* WRITTEN PROBLEM
In the entries that follow, how many lines hold the string "grid"? Give only that number.

* SOURCE DATA
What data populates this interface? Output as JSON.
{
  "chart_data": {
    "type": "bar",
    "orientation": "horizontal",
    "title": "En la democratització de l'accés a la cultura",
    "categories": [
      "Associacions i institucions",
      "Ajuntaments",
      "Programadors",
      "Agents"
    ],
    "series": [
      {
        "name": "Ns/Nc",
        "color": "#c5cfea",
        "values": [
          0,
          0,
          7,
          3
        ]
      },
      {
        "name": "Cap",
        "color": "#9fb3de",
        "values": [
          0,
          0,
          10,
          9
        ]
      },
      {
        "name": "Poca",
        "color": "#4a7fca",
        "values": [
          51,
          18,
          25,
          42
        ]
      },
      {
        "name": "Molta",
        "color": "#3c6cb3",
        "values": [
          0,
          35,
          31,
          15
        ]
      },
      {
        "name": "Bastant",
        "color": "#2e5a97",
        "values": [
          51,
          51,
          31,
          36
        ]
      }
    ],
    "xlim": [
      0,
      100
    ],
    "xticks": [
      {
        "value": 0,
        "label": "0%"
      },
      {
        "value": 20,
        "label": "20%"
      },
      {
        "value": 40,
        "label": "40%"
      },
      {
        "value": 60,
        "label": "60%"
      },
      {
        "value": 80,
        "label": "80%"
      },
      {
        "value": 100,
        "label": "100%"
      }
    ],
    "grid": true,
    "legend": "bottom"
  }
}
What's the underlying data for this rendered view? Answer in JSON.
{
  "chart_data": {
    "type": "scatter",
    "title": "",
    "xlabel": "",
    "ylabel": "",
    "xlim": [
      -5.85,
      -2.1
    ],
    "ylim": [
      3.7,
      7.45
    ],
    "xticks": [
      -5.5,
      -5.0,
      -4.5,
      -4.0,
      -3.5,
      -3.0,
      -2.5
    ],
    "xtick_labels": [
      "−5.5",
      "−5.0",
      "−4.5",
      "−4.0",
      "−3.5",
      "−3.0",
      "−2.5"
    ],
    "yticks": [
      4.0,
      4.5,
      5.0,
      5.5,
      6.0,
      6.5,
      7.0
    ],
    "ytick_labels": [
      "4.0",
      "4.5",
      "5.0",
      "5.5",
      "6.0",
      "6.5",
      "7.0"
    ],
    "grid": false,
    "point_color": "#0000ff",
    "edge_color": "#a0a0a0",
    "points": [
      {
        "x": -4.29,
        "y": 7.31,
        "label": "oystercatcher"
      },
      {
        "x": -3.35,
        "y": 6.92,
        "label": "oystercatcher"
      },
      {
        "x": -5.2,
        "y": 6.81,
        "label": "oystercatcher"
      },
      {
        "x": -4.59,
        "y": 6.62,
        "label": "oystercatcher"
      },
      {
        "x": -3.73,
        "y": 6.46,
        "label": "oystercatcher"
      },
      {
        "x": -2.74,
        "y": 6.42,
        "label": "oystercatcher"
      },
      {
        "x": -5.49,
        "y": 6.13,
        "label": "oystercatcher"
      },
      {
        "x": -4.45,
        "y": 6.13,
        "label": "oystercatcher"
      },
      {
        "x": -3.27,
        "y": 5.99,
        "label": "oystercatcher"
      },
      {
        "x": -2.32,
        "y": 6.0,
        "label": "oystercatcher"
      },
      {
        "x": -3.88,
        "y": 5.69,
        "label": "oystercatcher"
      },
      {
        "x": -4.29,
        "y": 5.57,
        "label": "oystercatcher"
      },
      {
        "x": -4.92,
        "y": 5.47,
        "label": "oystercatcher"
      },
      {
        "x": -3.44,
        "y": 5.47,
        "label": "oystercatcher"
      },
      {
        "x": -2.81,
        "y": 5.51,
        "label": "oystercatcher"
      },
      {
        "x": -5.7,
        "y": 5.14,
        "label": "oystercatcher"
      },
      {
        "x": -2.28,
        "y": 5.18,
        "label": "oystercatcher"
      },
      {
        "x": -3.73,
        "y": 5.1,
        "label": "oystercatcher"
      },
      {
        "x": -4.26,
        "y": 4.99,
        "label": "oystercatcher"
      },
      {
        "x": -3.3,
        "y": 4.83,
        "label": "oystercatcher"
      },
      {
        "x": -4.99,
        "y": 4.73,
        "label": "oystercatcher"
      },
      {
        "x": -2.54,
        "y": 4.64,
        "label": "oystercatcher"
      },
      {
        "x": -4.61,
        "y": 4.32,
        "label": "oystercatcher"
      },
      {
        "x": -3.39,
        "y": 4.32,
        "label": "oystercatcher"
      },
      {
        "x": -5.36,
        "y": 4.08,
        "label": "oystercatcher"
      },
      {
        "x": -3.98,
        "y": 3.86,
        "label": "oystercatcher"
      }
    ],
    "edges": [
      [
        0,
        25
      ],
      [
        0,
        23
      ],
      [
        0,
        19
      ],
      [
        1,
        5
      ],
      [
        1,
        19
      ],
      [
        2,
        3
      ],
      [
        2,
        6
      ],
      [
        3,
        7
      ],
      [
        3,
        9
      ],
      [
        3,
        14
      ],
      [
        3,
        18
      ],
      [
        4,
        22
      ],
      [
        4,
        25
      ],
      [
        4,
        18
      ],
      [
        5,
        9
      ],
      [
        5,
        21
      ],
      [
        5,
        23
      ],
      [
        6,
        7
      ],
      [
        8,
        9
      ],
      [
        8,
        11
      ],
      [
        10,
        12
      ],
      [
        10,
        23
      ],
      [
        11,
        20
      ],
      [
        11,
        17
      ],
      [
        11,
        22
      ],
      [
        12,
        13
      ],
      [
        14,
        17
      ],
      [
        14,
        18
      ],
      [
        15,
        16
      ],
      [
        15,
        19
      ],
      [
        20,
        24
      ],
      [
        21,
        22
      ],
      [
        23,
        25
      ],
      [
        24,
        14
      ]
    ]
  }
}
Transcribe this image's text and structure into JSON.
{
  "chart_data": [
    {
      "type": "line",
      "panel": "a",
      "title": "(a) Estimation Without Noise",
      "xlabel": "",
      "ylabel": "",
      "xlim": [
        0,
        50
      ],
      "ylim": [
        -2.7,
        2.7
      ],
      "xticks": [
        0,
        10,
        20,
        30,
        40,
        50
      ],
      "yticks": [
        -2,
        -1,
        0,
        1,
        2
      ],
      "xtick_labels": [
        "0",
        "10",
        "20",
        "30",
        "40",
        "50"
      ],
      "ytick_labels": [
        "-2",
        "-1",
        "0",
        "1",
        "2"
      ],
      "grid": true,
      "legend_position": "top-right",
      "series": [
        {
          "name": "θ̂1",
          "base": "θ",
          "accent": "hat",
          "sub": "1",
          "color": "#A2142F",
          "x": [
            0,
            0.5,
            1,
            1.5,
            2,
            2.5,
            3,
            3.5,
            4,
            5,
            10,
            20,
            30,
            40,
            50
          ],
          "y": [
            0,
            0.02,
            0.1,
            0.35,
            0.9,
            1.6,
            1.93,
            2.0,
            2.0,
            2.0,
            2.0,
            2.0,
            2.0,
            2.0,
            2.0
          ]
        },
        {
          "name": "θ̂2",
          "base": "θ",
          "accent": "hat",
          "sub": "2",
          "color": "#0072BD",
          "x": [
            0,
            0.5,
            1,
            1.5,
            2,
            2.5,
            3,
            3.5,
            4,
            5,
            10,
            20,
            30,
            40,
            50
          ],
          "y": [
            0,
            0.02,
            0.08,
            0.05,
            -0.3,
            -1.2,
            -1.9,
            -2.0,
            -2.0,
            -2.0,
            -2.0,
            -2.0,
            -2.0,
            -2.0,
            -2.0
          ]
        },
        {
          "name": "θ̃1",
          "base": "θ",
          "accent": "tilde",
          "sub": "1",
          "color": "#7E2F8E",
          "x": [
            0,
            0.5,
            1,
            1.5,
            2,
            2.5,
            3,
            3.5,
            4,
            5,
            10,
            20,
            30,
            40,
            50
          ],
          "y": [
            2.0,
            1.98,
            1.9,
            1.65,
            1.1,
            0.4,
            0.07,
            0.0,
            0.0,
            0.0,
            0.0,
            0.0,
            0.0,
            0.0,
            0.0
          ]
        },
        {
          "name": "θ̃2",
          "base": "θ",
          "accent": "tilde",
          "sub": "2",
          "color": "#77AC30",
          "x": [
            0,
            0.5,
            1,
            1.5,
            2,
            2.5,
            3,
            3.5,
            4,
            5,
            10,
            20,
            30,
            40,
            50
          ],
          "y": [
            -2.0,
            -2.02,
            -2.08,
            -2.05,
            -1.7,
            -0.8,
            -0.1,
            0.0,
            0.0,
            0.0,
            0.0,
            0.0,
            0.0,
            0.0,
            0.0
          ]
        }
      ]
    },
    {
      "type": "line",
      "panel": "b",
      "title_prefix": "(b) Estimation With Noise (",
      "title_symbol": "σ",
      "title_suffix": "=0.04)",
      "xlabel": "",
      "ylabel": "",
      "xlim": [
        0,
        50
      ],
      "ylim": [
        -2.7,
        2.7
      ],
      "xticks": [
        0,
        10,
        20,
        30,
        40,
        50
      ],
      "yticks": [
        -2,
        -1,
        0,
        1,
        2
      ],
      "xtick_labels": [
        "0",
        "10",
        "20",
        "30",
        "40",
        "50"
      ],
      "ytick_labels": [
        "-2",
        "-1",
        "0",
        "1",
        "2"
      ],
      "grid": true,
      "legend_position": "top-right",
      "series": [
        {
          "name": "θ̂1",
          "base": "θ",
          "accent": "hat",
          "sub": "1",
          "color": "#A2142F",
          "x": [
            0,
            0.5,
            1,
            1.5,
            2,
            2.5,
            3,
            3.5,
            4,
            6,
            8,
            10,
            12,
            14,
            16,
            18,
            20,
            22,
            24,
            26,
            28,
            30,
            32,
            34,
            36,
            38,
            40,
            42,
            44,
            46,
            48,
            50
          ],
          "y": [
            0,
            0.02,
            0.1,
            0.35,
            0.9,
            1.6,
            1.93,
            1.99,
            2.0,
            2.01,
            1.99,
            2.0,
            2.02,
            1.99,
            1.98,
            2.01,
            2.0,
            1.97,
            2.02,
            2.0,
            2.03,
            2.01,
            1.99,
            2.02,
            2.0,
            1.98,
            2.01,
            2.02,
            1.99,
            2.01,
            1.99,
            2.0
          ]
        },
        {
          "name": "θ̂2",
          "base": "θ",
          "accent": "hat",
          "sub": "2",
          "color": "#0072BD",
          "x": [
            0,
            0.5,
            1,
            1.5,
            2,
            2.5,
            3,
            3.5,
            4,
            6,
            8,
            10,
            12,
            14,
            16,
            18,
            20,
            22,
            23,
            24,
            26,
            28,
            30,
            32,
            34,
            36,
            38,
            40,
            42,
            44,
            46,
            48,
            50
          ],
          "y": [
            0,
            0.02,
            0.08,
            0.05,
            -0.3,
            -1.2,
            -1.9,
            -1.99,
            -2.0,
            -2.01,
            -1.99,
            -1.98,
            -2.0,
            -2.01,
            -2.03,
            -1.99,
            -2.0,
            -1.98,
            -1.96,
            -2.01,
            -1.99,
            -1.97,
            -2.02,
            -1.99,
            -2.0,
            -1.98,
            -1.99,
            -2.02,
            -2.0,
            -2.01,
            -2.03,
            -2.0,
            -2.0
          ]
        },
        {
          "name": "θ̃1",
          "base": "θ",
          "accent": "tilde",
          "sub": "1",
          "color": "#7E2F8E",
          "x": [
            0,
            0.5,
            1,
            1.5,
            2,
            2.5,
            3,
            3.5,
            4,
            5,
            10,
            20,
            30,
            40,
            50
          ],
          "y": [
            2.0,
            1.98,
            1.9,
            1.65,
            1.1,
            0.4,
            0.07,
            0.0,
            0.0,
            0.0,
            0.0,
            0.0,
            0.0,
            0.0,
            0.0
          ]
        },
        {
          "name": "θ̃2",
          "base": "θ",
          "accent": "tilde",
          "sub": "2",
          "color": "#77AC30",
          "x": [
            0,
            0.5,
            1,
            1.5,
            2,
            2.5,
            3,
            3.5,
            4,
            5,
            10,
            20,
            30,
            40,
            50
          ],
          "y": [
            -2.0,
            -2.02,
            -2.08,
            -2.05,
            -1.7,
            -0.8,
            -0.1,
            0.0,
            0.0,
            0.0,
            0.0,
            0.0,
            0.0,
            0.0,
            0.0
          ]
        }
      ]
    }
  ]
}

* RESPONSE TO THIS EXERCISE
4